----- Recorded data

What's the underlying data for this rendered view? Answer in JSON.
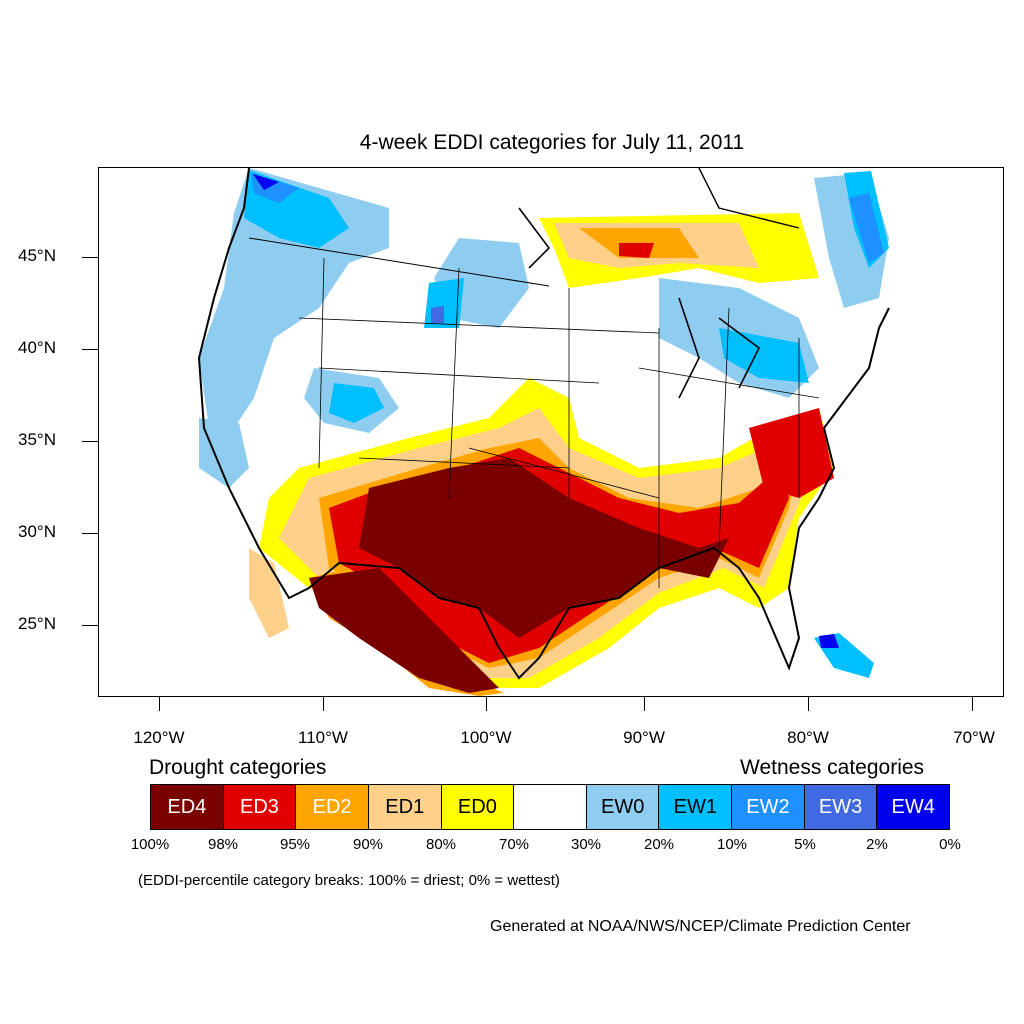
{
  "title": "4-week EDDI categories for July 11, 2011",
  "lat_labels": [
    "45°N",
    "40°N",
    "35°N",
    "30°N",
    "25°N"
  ],
  "lon_labels": [
    "120°W",
    "110°W",
    "100°W",
    "90°W",
    "80°W",
    "70°W"
  ],
  "drought_heading": "Drought categories",
  "wetness_heading": "Wetness categories",
  "legend": [
    {
      "label": "ED4",
      "color": "#7a0000",
      "text_color": "#ffffff"
    },
    {
      "label": "ED3",
      "color": "#e00000",
      "text_color": "#ffffff"
    },
    {
      "label": "ED2",
      "color": "#ffa500",
      "text_color": "#ffffff"
    },
    {
      "label": "ED1",
      "color": "#fdd08a",
      "text_color": "#000000"
    },
    {
      "label": "ED0",
      "color": "#ffff00",
      "text_color": "#000000"
    },
    {
      "label": "",
      "color": "#ffffff",
      "text_color": "#000000"
    },
    {
      "label": "EW0",
      "color": "#8fcdf0",
      "text_color": "#000000"
    },
    {
      "label": "EW1",
      "color": "#00bfff",
      "text_color": "#000000"
    },
    {
      "label": "EW2",
      "color": "#1e90ff",
      "text_color": "#ffffff"
    },
    {
      "label": "EW3",
      "color": "#4169e1",
      "text_color": "#ffffff"
    },
    {
      "label": "EW4",
      "color": "#0000ee",
      "text_color": "#ffffff"
    }
  ],
  "breaks": [
    "100%",
    "98%",
    "95%",
    "90%",
    "80%",
    "70%",
    "30%",
    "20%",
    "10%",
    "5%",
    "2%",
    "0%"
  ],
  "note": "(EDDI-percentile category breaks: 100% = driest; 0% = wettest)",
  "credit": "Generated at NOAA/NWS/NCEP/Climate Prediction Center"
}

----------

--- Requirements ---
Reproduce each record above by retyping it exactly; omit all images.

--- Problem solution ---
What's the underlying data for this rendered view? Answer in JSON.
{
  "title": "4-week EDDI categories for July 11, 2011",
  "lat_labels": [
    "45°N",
    "40°N",
    "35°N",
    "30°N",
    "25°N"
  ],
  "lon_labels": [
    "120°W",
    "110°W",
    "100°W",
    "90°W",
    "80°W",
    "70°W"
  ],
  "drought_heading": "Drought categories",
  "wetness_heading": "Wetness categories",
  "legend": [
    {
      "label": "ED4",
      "color": "#7a0000",
      "text_color": "#ffffff"
    },
    {
      "label": "ED3",
      "color": "#e00000",
      "text_color": "#ffffff"
    },
    {
      "label": "ED2",
      "color": "#ffa500",
      "text_color": "#ffffff"
    },
    {
      "label": "ED1",
      "color": "#fdd08a",
      "text_color": "#000000"
    },
    {
      "label": "ED0",
      "color": "#ffff00",
      "text_color": "#000000"
    },
    {
      "label": "",
      "color": "#ffffff",
      "text_color": "#000000"
    },
    {
      "label": "EW0",
      "color": "#8fcdf0",
      "text_color": "#000000"
    },
    {
      "label": "EW1",
      "color": "#00bfff",
      "text_color": "#000000"
    },
    {
      "label": "EW2",
      "color": "#1e90ff",
      "text_color": "#ffffff"
    },
    {
      "label": "EW3",
      "color": "#4169e1",
      "text_color": "#ffffff"
    },
    {
      "label": "EW4",
      "color": "#0000ee",
      "text_color": "#ffffff"
    }
  ],
  "breaks": [
    "100%",
    "98%",
    "95%",
    "90%",
    "80%",
    "70%",
    "30%",
    "20%",
    "10%",
    "5%",
    "2%",
    "0%"
  ],
  "note": "(EDDI-percentile category breaks: 100% = driest; 0% = wettest)",
  "credit": "Generated at NOAA/NWS/NCEP/Climate Prediction Center"
}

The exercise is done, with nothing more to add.